GOAL:
Look through the records that follow. Copy every line containing the word "this".

— START —

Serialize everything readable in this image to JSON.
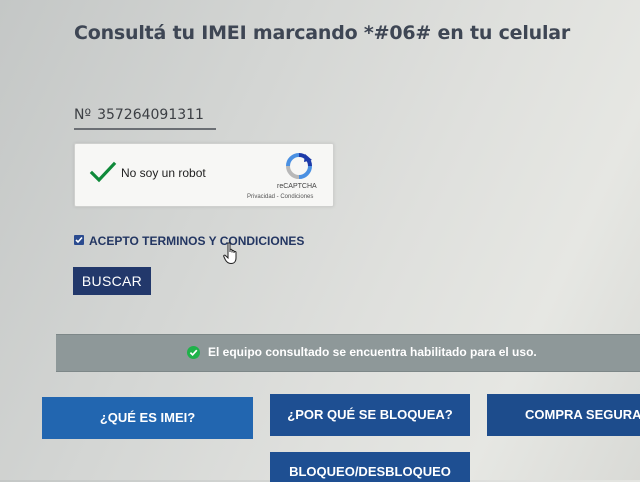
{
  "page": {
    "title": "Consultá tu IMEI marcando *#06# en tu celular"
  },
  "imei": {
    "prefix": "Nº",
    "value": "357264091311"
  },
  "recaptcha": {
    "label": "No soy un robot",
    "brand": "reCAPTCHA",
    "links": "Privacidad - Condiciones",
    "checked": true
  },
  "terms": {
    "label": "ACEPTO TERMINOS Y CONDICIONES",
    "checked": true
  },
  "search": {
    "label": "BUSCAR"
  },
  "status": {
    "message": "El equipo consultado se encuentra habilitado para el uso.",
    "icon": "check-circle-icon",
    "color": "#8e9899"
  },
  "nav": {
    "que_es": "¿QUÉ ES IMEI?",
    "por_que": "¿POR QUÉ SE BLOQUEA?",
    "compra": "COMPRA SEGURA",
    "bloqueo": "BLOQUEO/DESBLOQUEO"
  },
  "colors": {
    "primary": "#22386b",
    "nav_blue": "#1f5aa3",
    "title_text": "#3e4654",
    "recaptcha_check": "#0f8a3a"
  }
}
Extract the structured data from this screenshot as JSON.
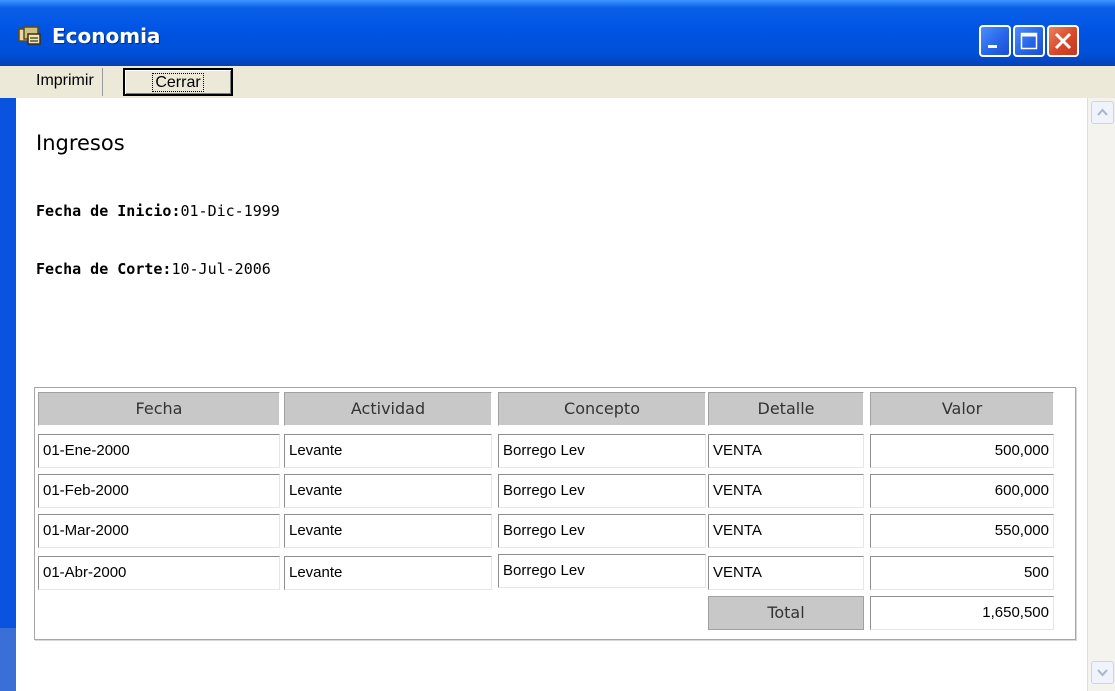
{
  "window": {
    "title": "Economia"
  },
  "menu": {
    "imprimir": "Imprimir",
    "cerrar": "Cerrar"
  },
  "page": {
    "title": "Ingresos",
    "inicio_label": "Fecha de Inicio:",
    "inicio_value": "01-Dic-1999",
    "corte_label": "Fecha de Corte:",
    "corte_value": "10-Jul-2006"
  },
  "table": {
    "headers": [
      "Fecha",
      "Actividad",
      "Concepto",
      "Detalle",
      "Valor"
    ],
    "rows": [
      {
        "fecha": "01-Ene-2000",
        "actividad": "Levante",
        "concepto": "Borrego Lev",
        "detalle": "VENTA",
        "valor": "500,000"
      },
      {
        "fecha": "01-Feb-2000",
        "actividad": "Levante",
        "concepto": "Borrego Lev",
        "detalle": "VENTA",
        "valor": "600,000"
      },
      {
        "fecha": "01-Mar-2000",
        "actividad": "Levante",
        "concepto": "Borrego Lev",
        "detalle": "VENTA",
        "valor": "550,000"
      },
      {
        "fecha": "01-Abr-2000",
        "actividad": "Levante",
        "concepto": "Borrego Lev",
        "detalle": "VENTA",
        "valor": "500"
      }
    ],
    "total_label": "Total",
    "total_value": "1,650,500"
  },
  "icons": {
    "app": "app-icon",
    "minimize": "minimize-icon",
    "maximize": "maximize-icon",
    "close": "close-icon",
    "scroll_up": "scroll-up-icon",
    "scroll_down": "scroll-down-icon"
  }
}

— END —
— START —

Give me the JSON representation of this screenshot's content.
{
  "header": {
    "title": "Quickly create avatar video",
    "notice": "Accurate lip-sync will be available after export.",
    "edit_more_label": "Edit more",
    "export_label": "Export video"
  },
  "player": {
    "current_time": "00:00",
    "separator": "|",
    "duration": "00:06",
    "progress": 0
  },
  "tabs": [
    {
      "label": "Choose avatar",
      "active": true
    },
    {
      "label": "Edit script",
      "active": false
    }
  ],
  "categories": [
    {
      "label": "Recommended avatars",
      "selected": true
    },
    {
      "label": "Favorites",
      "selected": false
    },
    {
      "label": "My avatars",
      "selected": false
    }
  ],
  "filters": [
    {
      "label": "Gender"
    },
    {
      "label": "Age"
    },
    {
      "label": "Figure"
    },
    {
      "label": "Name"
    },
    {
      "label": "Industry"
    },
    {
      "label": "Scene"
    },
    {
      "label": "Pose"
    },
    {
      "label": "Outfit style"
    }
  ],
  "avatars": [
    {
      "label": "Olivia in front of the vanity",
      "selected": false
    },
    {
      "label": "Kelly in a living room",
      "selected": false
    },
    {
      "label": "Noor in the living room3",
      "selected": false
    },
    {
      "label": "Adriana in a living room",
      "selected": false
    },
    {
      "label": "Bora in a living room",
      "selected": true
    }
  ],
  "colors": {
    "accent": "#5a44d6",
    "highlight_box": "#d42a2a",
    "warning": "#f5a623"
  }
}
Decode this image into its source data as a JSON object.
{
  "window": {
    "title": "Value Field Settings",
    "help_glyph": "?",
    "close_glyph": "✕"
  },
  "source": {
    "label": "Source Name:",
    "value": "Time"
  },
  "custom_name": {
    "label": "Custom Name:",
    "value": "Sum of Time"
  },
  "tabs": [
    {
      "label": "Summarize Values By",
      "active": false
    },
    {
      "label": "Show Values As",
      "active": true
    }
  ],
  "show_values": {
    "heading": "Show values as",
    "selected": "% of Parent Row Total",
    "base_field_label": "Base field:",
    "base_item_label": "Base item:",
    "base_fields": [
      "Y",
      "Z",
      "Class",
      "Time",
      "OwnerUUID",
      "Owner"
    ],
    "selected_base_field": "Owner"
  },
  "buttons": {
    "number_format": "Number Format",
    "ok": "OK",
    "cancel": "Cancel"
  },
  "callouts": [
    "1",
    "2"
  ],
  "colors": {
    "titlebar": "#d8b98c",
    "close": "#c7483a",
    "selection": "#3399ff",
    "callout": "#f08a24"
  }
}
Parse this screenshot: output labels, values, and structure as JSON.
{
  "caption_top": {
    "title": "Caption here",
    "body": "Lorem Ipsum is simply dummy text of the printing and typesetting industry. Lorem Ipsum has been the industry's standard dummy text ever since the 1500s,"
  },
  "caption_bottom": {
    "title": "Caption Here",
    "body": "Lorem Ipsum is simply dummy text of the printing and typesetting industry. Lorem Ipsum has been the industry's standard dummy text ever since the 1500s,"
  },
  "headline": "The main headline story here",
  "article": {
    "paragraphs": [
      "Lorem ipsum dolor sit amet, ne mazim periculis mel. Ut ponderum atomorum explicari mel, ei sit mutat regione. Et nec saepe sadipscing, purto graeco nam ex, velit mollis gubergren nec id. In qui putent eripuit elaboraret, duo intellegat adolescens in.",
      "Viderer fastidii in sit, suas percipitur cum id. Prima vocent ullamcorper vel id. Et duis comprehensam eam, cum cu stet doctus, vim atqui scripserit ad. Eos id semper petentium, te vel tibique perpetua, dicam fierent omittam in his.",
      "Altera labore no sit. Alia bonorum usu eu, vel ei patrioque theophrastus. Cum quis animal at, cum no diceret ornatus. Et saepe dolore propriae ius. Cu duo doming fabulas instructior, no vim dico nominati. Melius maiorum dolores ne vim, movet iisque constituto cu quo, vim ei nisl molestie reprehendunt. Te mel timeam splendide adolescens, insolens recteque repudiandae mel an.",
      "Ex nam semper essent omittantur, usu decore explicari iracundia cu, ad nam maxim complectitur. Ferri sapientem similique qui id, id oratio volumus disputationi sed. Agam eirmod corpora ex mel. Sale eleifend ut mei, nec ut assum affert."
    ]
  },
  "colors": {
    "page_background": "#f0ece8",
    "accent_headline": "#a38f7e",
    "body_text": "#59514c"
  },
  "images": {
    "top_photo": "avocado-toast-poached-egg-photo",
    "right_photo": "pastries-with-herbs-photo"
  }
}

— END —

WRITTEN RESPONSE:
Serialize everything readable in this image to JSON.
Extract the structured data from this screenshot as JSON.
Give me the JSON representation of this screenshot's content.
Decode this image into its source data as a JSON object.
Parse this screenshot: output labels, values, and structure as JSON.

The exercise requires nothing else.